→ **PROBLEM TO WORK ON**
Transcribe every line of the listing below without any deviation.

Collection entries
-----

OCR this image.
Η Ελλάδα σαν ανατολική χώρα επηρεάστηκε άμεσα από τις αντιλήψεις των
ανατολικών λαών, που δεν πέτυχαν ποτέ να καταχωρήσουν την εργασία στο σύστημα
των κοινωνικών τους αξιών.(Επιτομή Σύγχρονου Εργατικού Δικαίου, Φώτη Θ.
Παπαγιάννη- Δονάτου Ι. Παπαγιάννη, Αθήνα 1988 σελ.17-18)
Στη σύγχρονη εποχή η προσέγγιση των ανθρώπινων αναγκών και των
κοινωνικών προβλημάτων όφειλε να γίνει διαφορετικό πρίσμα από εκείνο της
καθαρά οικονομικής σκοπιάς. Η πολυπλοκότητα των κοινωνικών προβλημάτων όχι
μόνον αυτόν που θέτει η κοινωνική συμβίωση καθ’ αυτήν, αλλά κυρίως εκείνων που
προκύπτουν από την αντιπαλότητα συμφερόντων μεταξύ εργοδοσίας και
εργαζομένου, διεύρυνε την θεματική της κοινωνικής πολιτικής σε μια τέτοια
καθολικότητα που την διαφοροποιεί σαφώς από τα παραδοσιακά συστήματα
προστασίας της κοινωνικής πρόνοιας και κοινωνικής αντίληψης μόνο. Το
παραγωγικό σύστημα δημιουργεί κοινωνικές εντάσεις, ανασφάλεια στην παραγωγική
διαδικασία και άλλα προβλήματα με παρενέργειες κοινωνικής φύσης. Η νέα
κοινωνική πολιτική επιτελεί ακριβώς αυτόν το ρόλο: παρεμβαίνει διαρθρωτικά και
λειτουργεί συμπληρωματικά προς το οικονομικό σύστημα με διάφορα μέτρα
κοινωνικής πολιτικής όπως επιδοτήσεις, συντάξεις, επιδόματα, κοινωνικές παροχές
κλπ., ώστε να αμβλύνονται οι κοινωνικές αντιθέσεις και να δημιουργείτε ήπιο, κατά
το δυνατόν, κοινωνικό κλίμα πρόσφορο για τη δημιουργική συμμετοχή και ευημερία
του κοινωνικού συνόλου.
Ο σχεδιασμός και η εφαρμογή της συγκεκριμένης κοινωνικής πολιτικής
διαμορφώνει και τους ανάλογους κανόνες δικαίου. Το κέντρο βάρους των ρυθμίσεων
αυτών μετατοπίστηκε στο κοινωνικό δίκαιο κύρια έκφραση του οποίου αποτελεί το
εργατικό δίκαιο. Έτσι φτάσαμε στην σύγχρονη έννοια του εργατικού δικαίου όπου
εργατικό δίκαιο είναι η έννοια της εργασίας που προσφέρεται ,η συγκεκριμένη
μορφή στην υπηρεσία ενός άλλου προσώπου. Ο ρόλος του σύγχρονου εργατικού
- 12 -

-----

→ **EXERCISE ANSWER**
OCR this image.
Η Ελλάδα σαν ανατολική χώρα επηρεάστηκε άμεσα από τις αντιλήψεις των
ανατολικών λαών, που δεν πέτυχαν ποτέ να καταχωρήσουν την εργασία στο σύστημα
των κοινωνικών τους αξιών.(Επιτομή Σύγχρονου Εργατικού Δικαίου, Φώτη Θ.
Παπαγιάννη- Δονάτου Ι. Παπαγιάννη, Αθήνα 1988 σελ.17-18)
Στη σύγχρονη εποχή η προσέγγιση των ανθρώπινων αναγκών και των
κοινωνικών προβλημάτων όφειλε να γίνει διαφορετικό πρίσμα από εκείνο της
καθαρά οικονομικής σκοπιάς. Η πολυπλοκότητα των κοινωνικών προβλημάτων όχι
μόνον αυτόν που θέτει η κοινωνική συμβίωση καθ’ αυτήν, αλλά κυρίως εκείνων που
προκύπτουν από την αντιπαλότητα συμφερόντων μεταξύ εργοδοσίας και
εργαζομένου, διεύρυνε την θεματική της κοινωνικής πολιτικής σε μια τέτοια
καθολικότητα που την διαφοροποιεί σαφώς από τα παραδοσιακά συστήματα
προστασίας της κοινωνικής πρόνοιας και κοινωνικής αντίληψης μόνο. Το
παραγωγικό σύστημα δημιουργεί κοινωνικές εντάσεις, ανασφάλεια στην παραγωγική
διαδικασία και άλλα προβλήματα με παρενέργειες κοινωνικής φύσης. Η νέα
κοινωνική πολιτική επιτελεί ακριβώς αυτόν το ρόλο: παρεμβαίνει διαρθρωτικά και
λειτουργεί συμπληρωματικά προς το οικονομικό σύστημα με διάφορα μέτρα
κοινωνικής πολιτικής όπως επιδοτήσεις, συντάξεις, επιδόματα, κοινωνικές παροχές
κλπ., ώστε να αμβλύνονται οι κοινωνικές αντιθέσεις και να δημιουργείτε ήπιο, κατά
το δυνατόν, κοινωνικό κλίμα πρόσφορο για τη δημιουργική συμμετοχή και ευημερία
του κοινωνικού συνόλου.
Ο σχεδιασμός και η εφαρμογή της συγκεκριμένης κοινωνικής πολιτικής
διαμορφώνει και τους ανάλογους κανόνες δικαίου. Το κέντρο βάρους των ρυθμίσεων
αυτών μετατοπίστηκε στο κοινωνικό δίκαιο κύρια έκφραση του οποίου αποτελεί το
εργατικό δίκαιο. Έτσι φτάσαμε στην σύγχρονη έννοια του εργατικού δικαίου όπου
εργατικό δίκαιο είναι η έννοια της εργασίας που προσφέρεται ,η συγκεκριμένη
μορφή στην υπηρεσία ενός άλλου προσώπου. Ο ρόλος του σύγχρονου εργατικού
- 12 -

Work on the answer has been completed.